▸ WHAT THIS TASK INVOLVES: Each line of the material below that holds the word "document" needs to be copied.

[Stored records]
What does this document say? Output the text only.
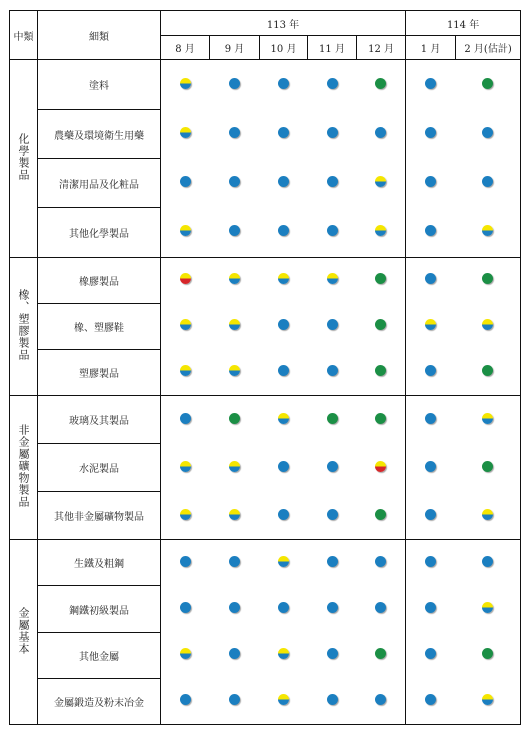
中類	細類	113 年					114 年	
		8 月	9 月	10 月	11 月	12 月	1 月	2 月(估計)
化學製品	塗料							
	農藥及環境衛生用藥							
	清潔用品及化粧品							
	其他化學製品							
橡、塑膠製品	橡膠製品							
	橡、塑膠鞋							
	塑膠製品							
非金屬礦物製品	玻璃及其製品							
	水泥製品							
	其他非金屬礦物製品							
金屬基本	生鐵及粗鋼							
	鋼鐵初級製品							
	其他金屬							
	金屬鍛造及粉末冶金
--
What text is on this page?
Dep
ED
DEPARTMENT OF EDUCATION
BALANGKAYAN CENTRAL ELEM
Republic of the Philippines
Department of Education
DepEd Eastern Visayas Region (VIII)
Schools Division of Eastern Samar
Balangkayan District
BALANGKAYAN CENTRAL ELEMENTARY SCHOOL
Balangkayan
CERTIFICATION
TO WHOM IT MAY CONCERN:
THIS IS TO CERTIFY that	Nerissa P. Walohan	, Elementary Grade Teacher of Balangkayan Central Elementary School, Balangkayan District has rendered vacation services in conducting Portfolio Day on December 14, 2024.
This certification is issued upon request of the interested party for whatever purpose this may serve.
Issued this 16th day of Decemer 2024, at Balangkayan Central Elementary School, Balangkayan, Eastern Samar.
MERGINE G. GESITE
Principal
* * *
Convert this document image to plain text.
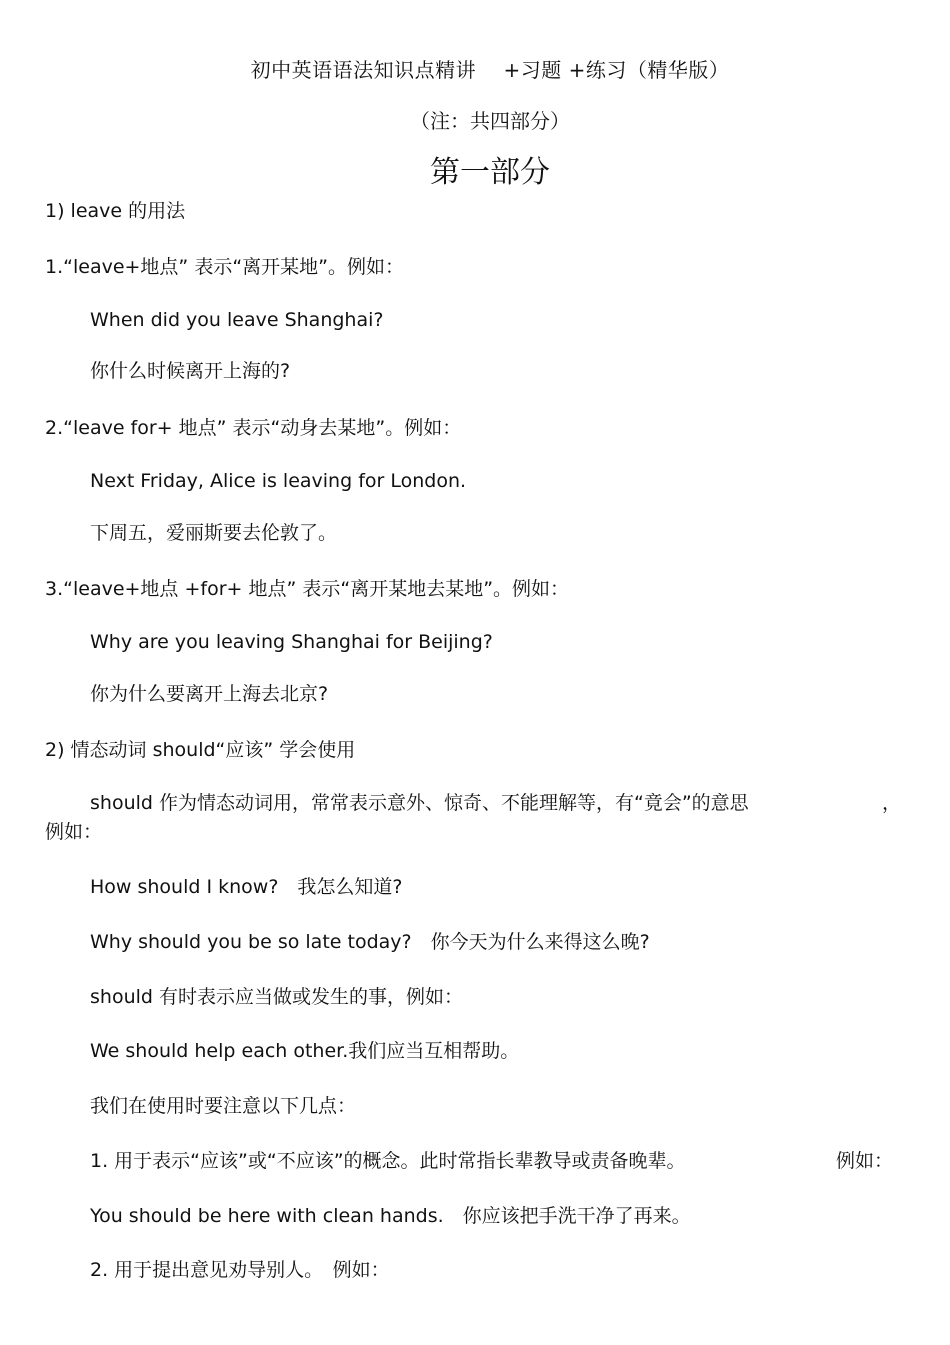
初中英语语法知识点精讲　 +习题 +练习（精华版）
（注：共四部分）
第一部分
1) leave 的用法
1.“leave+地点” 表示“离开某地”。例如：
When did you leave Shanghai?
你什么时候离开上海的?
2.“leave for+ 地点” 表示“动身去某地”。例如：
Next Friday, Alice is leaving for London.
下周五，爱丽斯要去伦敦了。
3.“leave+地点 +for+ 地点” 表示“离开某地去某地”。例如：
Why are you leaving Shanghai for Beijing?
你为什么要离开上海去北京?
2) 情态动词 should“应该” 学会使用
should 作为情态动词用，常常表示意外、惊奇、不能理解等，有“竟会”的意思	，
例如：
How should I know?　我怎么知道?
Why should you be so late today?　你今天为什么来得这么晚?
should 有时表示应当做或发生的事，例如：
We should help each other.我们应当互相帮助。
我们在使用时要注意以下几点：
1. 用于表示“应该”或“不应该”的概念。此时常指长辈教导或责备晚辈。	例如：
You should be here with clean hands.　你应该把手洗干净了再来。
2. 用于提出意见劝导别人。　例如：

▸ ANSWER FOR THE TASK:
What does this document say? Output the text only.
Convert this document image to plain text.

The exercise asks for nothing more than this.